◆ Task goal: Spot each line in the records below where the word "Fentanyl" occurs, then copy it.
....................
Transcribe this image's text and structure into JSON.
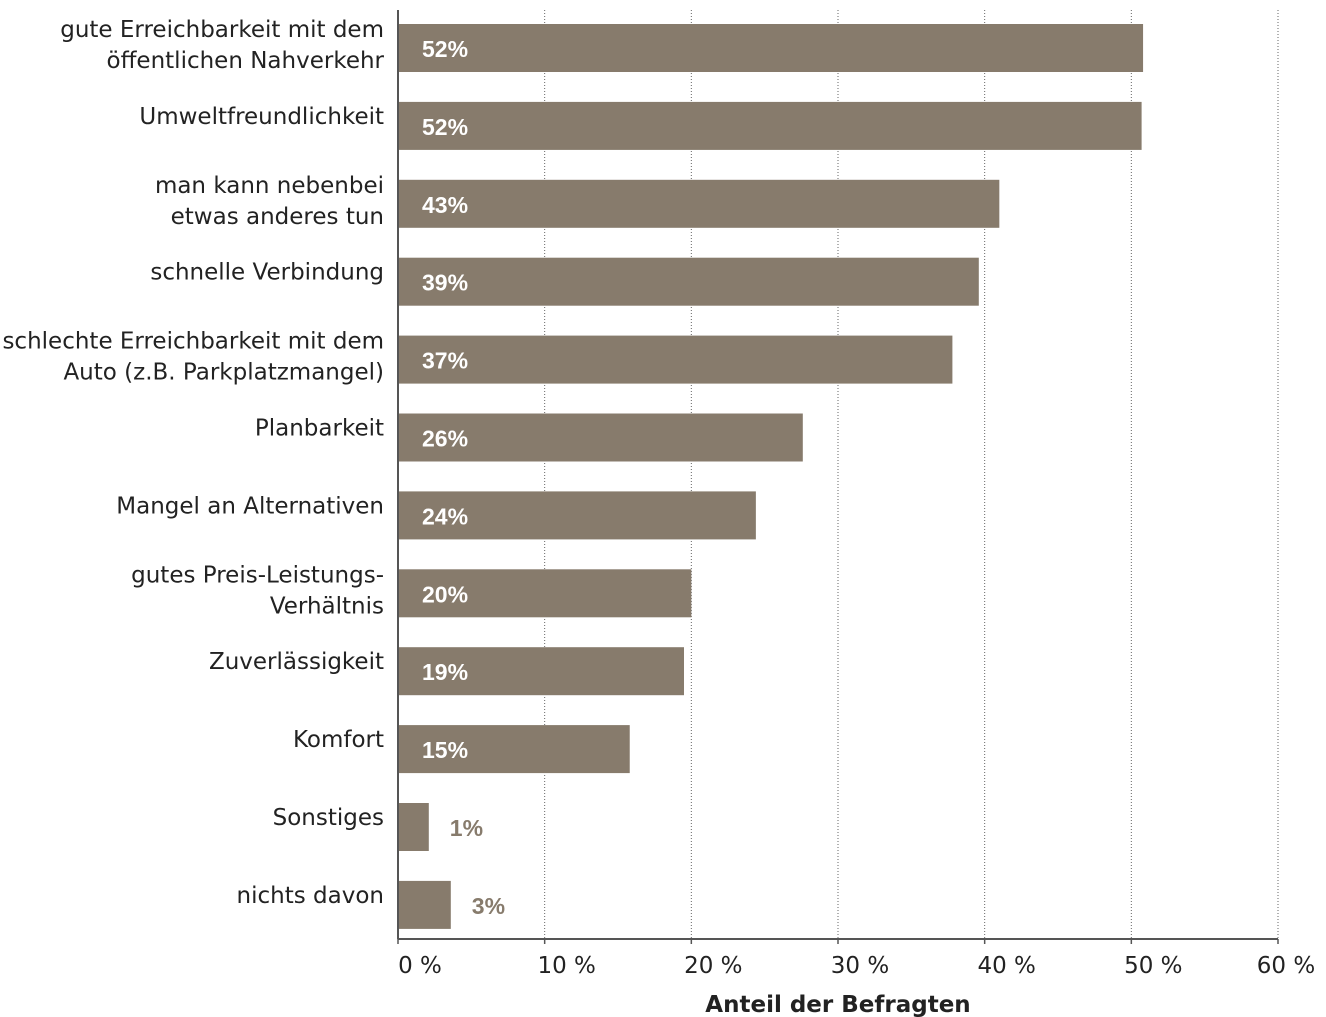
{
  "chart_data": {
    "type": "bar",
    "orientation": "horizontal",
    "categories": [
      "gute Erreichbarkeit mit dem\nöffentlichen Nahverkehr",
      "Umweltfreundlichkeit",
      "man kann nebenbei\netwas anderes tun",
      "schnelle Verbindung",
      "schlechte Erreichbarkeit mit dem\nAuto (z.B. Parkplatzmangel)",
      "Planbarkeit",
      "Mangel an Alternativen",
      "gutes Preis-Leistungs-\nVerhältnis",
      "Zuverlässigkeit",
      "Komfort",
      "Sonstiges",
      "nichts davon"
    ],
    "values": [
      52,
      52,
      43,
      39,
      37,
      26,
      24,
      20,
      19,
      15,
      1,
      3
    ],
    "bar_lengths": [
      50.8,
      50.7,
      41.0,
      39.6,
      37.8,
      27.6,
      24.4,
      20.0,
      19.5,
      15.8,
      2.1,
      3.6
    ],
    "value_labels": [
      "52%",
      "52%",
      "43%",
      "39%",
      "37%",
      "26%",
      "24%",
      "20%",
      "19%",
      "15%",
      "1%",
      "3%"
    ],
    "xlim": [
      0,
      60
    ],
    "xticks": [
      0,
      10,
      20,
      30,
      40,
      50,
      60
    ],
    "xtick_labels": [
      "0 %",
      "10 %",
      "20 %",
      "30 %",
      "40 %",
      "50 %",
      "60 %"
    ],
    "xlabel": "Anteil der Befragten",
    "ylabel": "",
    "title": "",
    "grid": "vertical dotted",
    "legend": "none",
    "colors": {
      "bar": "#877b6c",
      "label_outside": "#877b6c",
      "grid": "#666666",
      "axis": "#555555",
      "text": "#222222"
    }
  }
}
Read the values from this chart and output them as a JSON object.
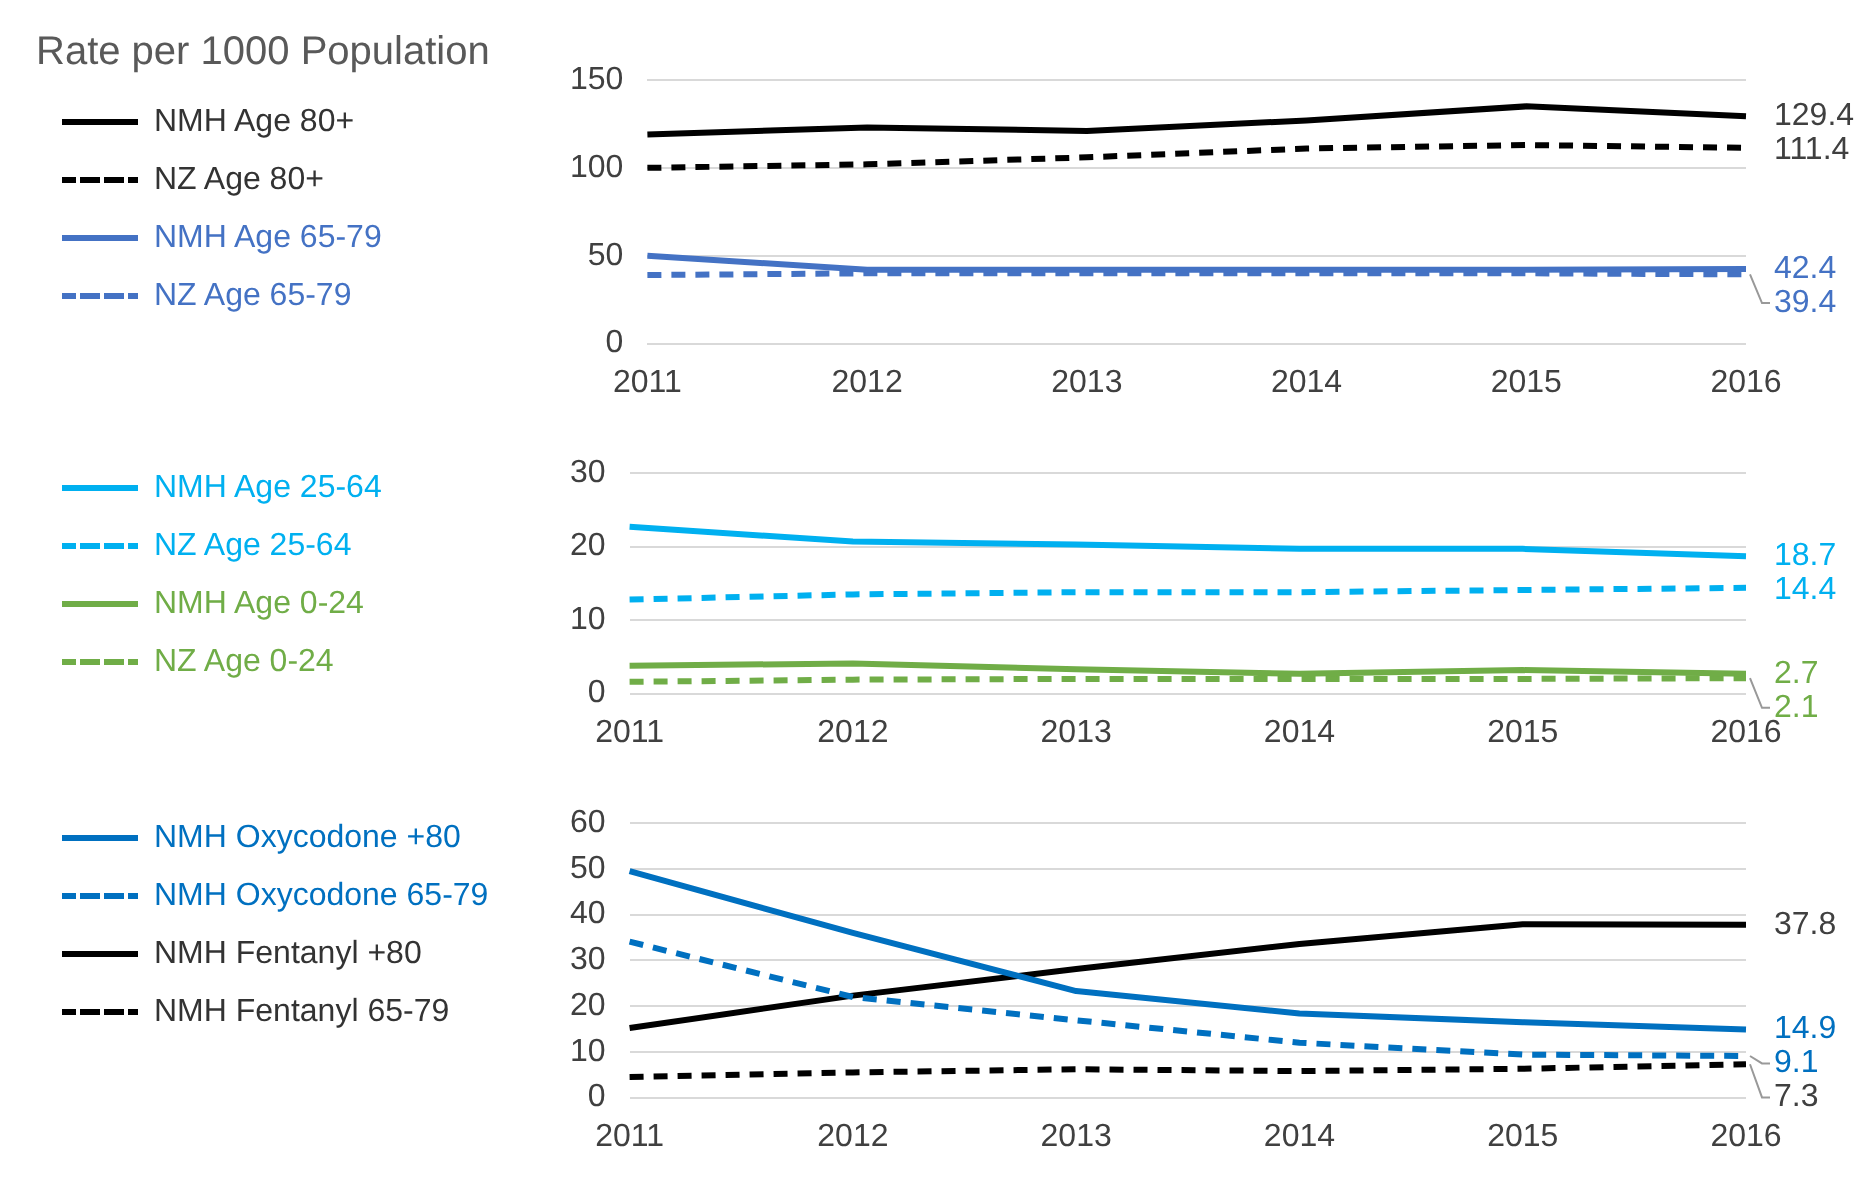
{
  "chart_data": [
    {
      "type": "line",
      "title": "Rate per 1000 Population",
      "categories": [
        "2011",
        "2012",
        "2013",
        "2014",
        "2015",
        "2016"
      ],
      "ylim": [
        0,
        150
      ],
      "yticks": [
        0,
        50,
        100,
        150
      ],
      "grid": "y",
      "legend": "left",
      "marker": "none",
      "series": [
        {
          "name": "NMH Age 80+",
          "color": "#000000",
          "line_style": "solid",
          "values": [
            119,
            123,
            121,
            127,
            135,
            129.4
          ],
          "value_labels": [
            null,
            null,
            null,
            null,
            null,
            "129.4"
          ]
        },
        {
          "name": "NZ Age 80+",
          "color": "#000000",
          "line_style": "dashed",
          "values": [
            100,
            102,
            106,
            111,
            113,
            111.4
          ],
          "value_labels": [
            null,
            null,
            null,
            null,
            null,
            "111.4"
          ]
        },
        {
          "name": "NMH Age 65-79",
          "color": "#4472c4",
          "line_style": "solid",
          "values": [
            50,
            42,
            42,
            42,
            42,
            42.4
          ],
          "value_labels": [
            null,
            null,
            null,
            null,
            null,
            "42.4"
          ]
        },
        {
          "name": "NZ Age 65-79",
          "color": "#4472c4",
          "line_style": "dashed",
          "values": [
            39,
            40,
            40,
            40,
            40,
            39.4
          ],
          "value_labels": [
            null,
            null,
            null,
            null,
            null,
            "39.4"
          ]
        }
      ]
    },
    {
      "type": "line",
      "categories": [
        "2011",
        "2012",
        "2013",
        "2014",
        "2015",
        "2016"
      ],
      "ylim": [
        0,
        30
      ],
      "yticks": [
        0,
        10,
        20,
        30
      ],
      "grid": "y",
      "legend": "left",
      "marker": "none",
      "series": [
        {
          "name": "NMH Age 25-64",
          "color": "#00b0f0",
          "line_style": "solid",
          "values": [
            22.7,
            20.7,
            20.3,
            19.7,
            19.7,
            18.7
          ],
          "value_labels": [
            null,
            null,
            null,
            null,
            null,
            "18.7"
          ]
        },
        {
          "name": "NZ Age 25-64",
          "color": "#00b0f0",
          "line_style": "dashed",
          "values": [
            12.8,
            13.5,
            13.8,
            13.8,
            14.1,
            14.4
          ],
          "value_labels": [
            null,
            null,
            null,
            null,
            null,
            "14.4"
          ]
        },
        {
          "name": "NMH Age 0-24",
          "color": "#70ad47",
          "line_style": "solid",
          "values": [
            3.8,
            4.1,
            3.3,
            2.7,
            3.2,
            2.7
          ],
          "value_labels": [
            null,
            null,
            null,
            null,
            null,
            "2.7"
          ]
        },
        {
          "name": "NZ Age 0-24",
          "color": "#70ad47",
          "line_style": "dashed",
          "values": [
            1.6,
            1.9,
            2.0,
            2.0,
            2.0,
            2.1
          ],
          "value_labels": [
            null,
            null,
            null,
            null,
            null,
            "2.1"
          ]
        }
      ]
    },
    {
      "type": "line",
      "categories": [
        "2011",
        "2012",
        "2013",
        "2014",
        "2015",
        "2016"
      ],
      "ylim": [
        0,
        60
      ],
      "yticks": [
        0,
        10,
        20,
        30,
        40,
        50,
        60
      ],
      "grid": "y",
      "legend": "left",
      "marker": "none",
      "series": [
        {
          "name": "NMH Oxycodone +80",
          "color": "#0070c0",
          "line_style": "solid",
          "values": [
            49.5,
            36,
            23.3,
            18.4,
            16.5,
            14.9
          ],
          "value_labels": [
            null,
            null,
            null,
            null,
            null,
            "14.9"
          ]
        },
        {
          "name": "NMH Oxycodone 65-79",
          "color": "#0070c0",
          "line_style": "dashed",
          "values": [
            34.1,
            22,
            16.9,
            12,
            9.4,
            9.1
          ],
          "value_labels": [
            null,
            null,
            null,
            null,
            null,
            "9.1"
          ]
        },
        {
          "name": "NMH Fentanyl +80",
          "color": "#000000",
          "line_style": "solid",
          "values": [
            15.2,
            22.3,
            28.1,
            33.6,
            37.9,
            37.8
          ],
          "value_labels": [
            null,
            null,
            null,
            null,
            null,
            "37.8"
          ]
        },
        {
          "name": "NMH Fentanyl 65-79",
          "color": "#000000",
          "line_style": "dashed",
          "values": [
            4.5,
            5.5,
            6.2,
            5.8,
            6.3,
            7.3
          ],
          "value_labels": [
            null,
            null,
            null,
            null,
            null,
            "7.3"
          ]
        }
      ]
    }
  ]
}
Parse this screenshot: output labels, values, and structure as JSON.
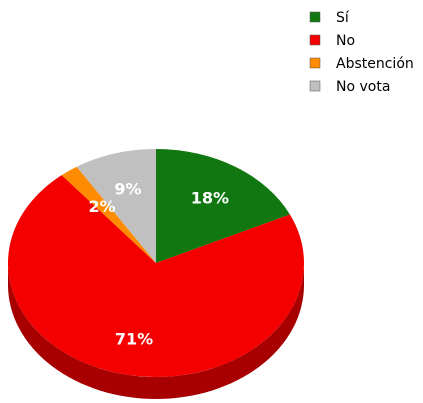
{
  "chart_data": {
    "type": "pie",
    "title": "",
    "categories": [
      "Sí",
      "No",
      "Abstención",
      "No vota"
    ],
    "values": [
      18,
      71,
      2,
      9
    ],
    "labels": [
      "18%",
      "71%",
      "2%",
      "9%"
    ],
    "colors": [
      "#117811",
      "#f40000",
      "#ff8c00",
      "#c0c0c0"
    ],
    "side_colors": [
      "#0a4d0a",
      "#a80000",
      "#b86400",
      "#8a8a8a"
    ],
    "legend_position": "top-right",
    "three_d": true
  }
}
....................
◆ Result for this task:
          "name": "NMH Fentanyl +80",
          "name": "NMH Fentanyl 65-79",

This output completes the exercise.